__Problem description__
All of the entries must be reproduced exactly, with no images carried over.
....
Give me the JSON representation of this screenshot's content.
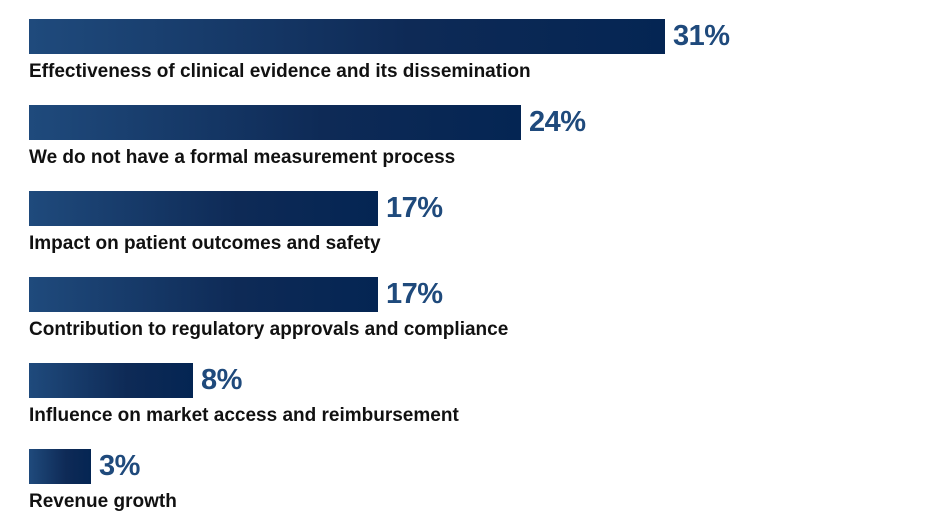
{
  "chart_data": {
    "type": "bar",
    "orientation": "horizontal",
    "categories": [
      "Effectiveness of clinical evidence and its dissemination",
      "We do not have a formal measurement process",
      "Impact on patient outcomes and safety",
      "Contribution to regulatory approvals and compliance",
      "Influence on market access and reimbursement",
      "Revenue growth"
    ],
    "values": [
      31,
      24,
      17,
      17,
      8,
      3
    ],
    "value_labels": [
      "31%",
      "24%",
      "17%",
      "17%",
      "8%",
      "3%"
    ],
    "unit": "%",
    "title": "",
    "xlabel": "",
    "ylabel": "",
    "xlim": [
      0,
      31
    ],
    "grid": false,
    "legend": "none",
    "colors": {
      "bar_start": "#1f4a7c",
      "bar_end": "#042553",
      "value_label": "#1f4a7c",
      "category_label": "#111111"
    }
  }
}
....
__Exercise answer__
Give me the JSON representation of this screenshot's content.
{
  "chart_data": {
    "type": "bar",
    "orientation": "horizontal",
    "categories": [
      "Effectiveness of clinical evidence and its dissemination",
      "We do not have a formal measurement process",
      "Impact on patient outcomes and safety",
      "Contribution to regulatory approvals and compliance",
      "Influence on market access and reimbursement",
      "Revenue growth"
    ],
    "values": [
      31,
      24,
      17,
      17,
      8,
      3
    ],
    "value_labels": [
      "31%",
      "24%",
      "17%",
      "17%",
      "8%",
      "3%"
    ],
    "unit": "%",
    "title": "",
    "xlabel": "",
    "ylabel": "",
    "xlim": [
      0,
      31
    ],
    "grid": false,
    "legend": "none",
    "colors": {
      "bar_start": "#1f4a7c",
      "bar_end": "#042553",
      "value_label": "#1f4a7c",
      "category_label": "#111111"
    }
  }
}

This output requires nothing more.